Images are not part of the copy; write out the rest of the data exactly as given.

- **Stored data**
^^^^^^^^^^^^^^^^

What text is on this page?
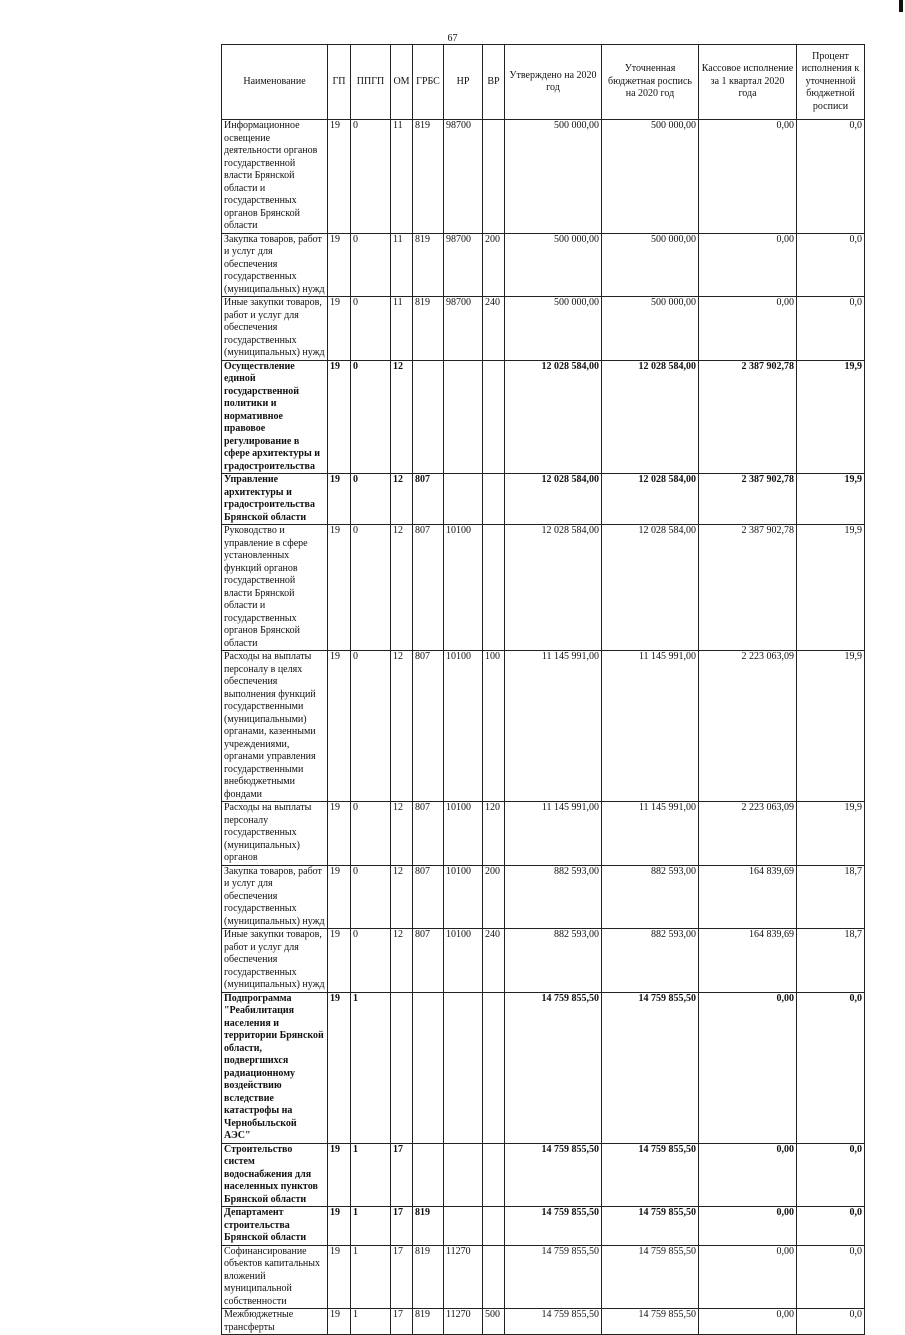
67
Наименование	ГП	ППГП	ОМ	ГРБС	НР	ВР	Утверждено на 2020 год	Уточненная бюджетная роспись на 2020 год	Кассовое исполнение за 1 квартал 2020 года	Процент исполнения к уточненной бюджетной росписи
Информационное освещение деятельности органов государственной власти Брянской области и государственных органов Брянской области	19	0	11	819	98700		500 000,00	500 000,00	0,00	0,0
Закупка товаров, работ и услуг для обеспечения государственных (муниципальных) нужд	19	0	11	819	98700	200	500 000,00	500 000,00	0,00	0,0
Иные закупки товаров, работ и услуг для обеспечения государственных (муниципальных) нужд	19	0	11	819	98700	240	500 000,00	500 000,00	0,00	0,0
Осуществление единой государственной политики и нормативное правовое регулирование в сфере архитектуры и градостроительства	19	0	12				12 028 584,00	12 028 584,00	2 387 902,78	19,9
Управление архитектуры и градостроительства Брянской области	19	0	12	807			12 028 584,00	12 028 584,00	2 387 902,78	19,9
Руководство и управление в сфере установленных функций органов государственной власти Брянской области и государственных органов Брянской области	19	0	12	807	10100		12 028 584,00	12 028 584,00	2 387 902,78	19,9
Расходы на выплаты персоналу в целях обеспечения выполнения функций государственными (муниципальными) органами, казенными учреждениями, органами управления государственными внебюджетными фондами	19	0	12	807	10100	100	11 145 991,00	11 145 991,00	2 223 063,09	19,9
Расходы на выплаты персоналу государственных (муниципальных) органов	19	0	12	807	10100	120	11 145 991,00	11 145 991,00	2 223 063,09	19,9
Закупка товаров, работ и услуг для обеспечения государственных (муниципальных) нужд	19	0	12	807	10100	200	882 593,00	882 593,00	164 839,69	18,7
Иные закупки товаров, работ и услуг для обеспечения государственных (муниципальных) нужд	19	0	12	807	10100	240	882 593,00	882 593,00	164 839,69	18,7
Подпрограмма "Реабилитация населения и территории Брянской области, подвергшихся радиационному воздействию вследствие катастрофы на Чернобыльской АЭС"	19	1					14 759 855,50	14 759 855,50	0,00	0,0
Строительство систем водоснабжения для населенных пунктов Брянской области	19	1	17				14 759 855,50	14 759 855,50	0,00	0,0
Департамент строительства Брянской области	19	1	17	819			14 759 855,50	14 759 855,50	0,00	0,0
Софинансирование объектов капитальных вложений муниципальной собственности	19	1	17	819	11270		14 759 855,50	14 759 855,50	0,00	0,0
Межбюджетные трансферты	19	1	17	819	11270	500	14 759 855,50	14 759 855,50	0,00	0,0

^^^^^^^^^^^^^^^^

- **Answer to the exercise**
What text is on this page?
67
Наименование	ГП	ППГП	ОМ	ГРБС	НР	ВР	Утверждено на 2020 год	Уточненная бюджетная роспись на 2020 год	Кассовое исполнение за 1 квартал 2020 года	Процент исполнения к уточненной бюджетной росписи
Информационное освещение деятельности органов государственной власти Брянской области и государственных органов Брянской области	19	0	11	819	98700		500 000,00	500 000,00	0,00	0,0
Закупка товаров, работ и услуг для обеспечения государственных (муниципальных) нужд	19	0	11	819	98700	200	500 000,00	500 000,00	0,00	0,0
Иные закупки товаров, работ и услуг для обеспечения государственных (муниципальных) нужд	19	0	11	819	98700	240	500 000,00	500 000,00	0,00	0,0
Осуществление единой государственной политики и нормативное правовое регулирование в сфере архитектуры и градостроительства	19	0	12				12 028 584,00	12 028 584,00	2 387 902,78	19,9
Управление архитектуры и градостроительства Брянской области	19	0	12	807			12 028 584,00	12 028 584,00	2 387 902,78	19,9
Руководство и управление в сфере установленных функций органов государственной власти Брянской области и государственных органов Брянской области	19	0	12	807	10100		12 028 584,00	12 028 584,00	2 387 902,78	19,9
Расходы на выплаты персоналу в целях обеспечения выполнения функций государственными (муниципальными) органами, казенными учреждениями, органами управления государственными внебюджетными фондами	19	0	12	807	10100	100	11 145 991,00	11 145 991,00	2 223 063,09	19,9
Расходы на выплаты персоналу государственных (муниципальных) органов	19	0	12	807	10100	120	11 145 991,00	11 145 991,00	2 223 063,09	19,9
Закупка товаров, работ и услуг для обеспечения государственных (муниципальных) нужд	19	0	12	807	10100	200	882 593,00	882 593,00	164 839,69	18,7
Иные закупки товаров, работ и услуг для обеспечения государственных (муниципальных) нужд	19	0	12	807	10100	240	882 593,00	882 593,00	164 839,69	18,7
Подпрограмма "Реабилитация населения и территории Брянской области, подвергшихся радиационному воздействию вследствие катастрофы на Чернобыльской АЭС"	19	1					14 759 855,50	14 759 855,50	0,00	0,0
Строительство систем водоснабжения для населенных пунктов Брянской области	19	1	17				14 759 855,50	14 759 855,50	0,00	0,0
Департамент строительства Брянской области	19	1	17	819			14 759 855,50	14 759 855,50	0,00	0,0
Софинансирование объектов капитальных вложений муниципальной собственности	19	1	17	819	11270		14 759 855,50	14 759 855,50	0,00	0,0
Межбюджетные трансферты	19	1	17	819	11270	500	14 759 855,50	14 759 855,50	0,00	0,0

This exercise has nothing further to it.